### Information provided
________________________________________

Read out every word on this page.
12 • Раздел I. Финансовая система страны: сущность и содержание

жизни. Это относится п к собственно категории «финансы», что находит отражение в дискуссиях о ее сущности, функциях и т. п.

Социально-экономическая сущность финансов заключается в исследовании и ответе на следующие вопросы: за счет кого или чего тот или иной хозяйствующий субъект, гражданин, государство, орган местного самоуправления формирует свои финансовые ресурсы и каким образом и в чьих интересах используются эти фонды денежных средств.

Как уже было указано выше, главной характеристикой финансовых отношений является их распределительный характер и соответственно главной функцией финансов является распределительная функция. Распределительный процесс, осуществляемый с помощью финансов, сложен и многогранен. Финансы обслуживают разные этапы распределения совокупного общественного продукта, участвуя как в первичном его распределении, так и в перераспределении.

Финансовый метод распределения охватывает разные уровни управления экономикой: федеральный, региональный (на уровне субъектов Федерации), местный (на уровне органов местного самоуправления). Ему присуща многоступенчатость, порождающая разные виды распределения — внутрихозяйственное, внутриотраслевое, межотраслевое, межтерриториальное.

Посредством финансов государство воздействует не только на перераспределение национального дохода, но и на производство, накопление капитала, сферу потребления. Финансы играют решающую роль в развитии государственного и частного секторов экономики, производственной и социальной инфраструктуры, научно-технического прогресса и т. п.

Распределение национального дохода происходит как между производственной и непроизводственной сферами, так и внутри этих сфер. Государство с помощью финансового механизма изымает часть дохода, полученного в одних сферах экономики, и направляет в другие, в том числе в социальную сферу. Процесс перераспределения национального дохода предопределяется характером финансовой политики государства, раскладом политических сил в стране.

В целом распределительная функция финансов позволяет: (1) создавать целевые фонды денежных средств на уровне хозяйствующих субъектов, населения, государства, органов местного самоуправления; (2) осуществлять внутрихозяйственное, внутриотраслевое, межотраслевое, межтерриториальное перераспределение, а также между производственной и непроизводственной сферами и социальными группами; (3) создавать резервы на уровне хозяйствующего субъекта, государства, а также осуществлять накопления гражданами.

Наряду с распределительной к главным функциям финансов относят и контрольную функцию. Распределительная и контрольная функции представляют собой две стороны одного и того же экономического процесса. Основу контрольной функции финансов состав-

________________________________________

The records above should be returned exactly.

### Solved exercise
Read out every word on this page.
12 • Раздел I. Финансовая система страны: сущность и содержание

жизни. Это относится п к собственно категории «финансы», что находит отражение в дискуссиях о ее сущности, функциях и т. п.

Социально-экономическая сущность финансов заключается в исследовании и ответе на следующие вопросы: за счет кого или чего тот или иной хозяйствующий субъект, гражданин, государство, орган местного самоуправления формирует свои финансовые ресурсы и каким образом и в чьих интересах используются эти фонды денежных средств.

Как уже было указано выше, главной характеристикой финансовых отношений является их распределительный характер и соответственно главной функцией финансов является распределительная функция. Распределительный процесс, осуществляемый с помощью финансов, сложен и многогранен. Финансы обслуживают разные этапы распределения совокупного общественного продукта, участвуя как в первичном его распределении, так и в перераспределении.

Финансовый метод распределения охватывает разные уровни управления экономикой: федеральный, региональный (на уровне субъектов Федерации), местный (на уровне органов местного самоуправления). Ему присуща многоступенчатость, порождающая разные виды распределения — внутрихозяйственное, внутриотраслевое, межотраслевое, межтерриториальное.

Посредством финансов государство воздействует не только на перераспределение национального дохода, но и на производство, накопление капитала, сферу потребления. Финансы играют решающую роль в развитии государственного и частного секторов экономики, производственной и социальной инфраструктуры, научно-технического прогресса и т. п.

Распределение национального дохода происходит как между производственной и непроизводственной сферами, так и внутри этих сфер. Государство с помощью финансового механизма изымает часть дохода, полученного в одних сферах экономики, и направляет в другие, в том числе в социальную сферу. Процесс перераспределения национального дохода предопределяется характером финансовой политики государства, раскладом политических сил в стране.

В целом распределительная функция финансов позволяет: (1) создавать целевые фонды денежных средств на уровне хозяйствующих субъектов, населения, государства, органов местного самоуправления; (2) осуществлять внутрихозяйственное, внутриотраслевое, межотраслевое, межтерриториальное перераспределение, а также между производственной и непроизводственной сферами и социальными группами; (3) создавать резервы на уровне хозяйствующего субъекта, государства, а также осуществлять накопления гражданами.

Наряду с распределительной к главным функциям финансов относят и контрольную функцию. Распределительная и контрольная функции представляют собой две стороны одного и того же экономического процесса. Основу контрольной функции финансов состав-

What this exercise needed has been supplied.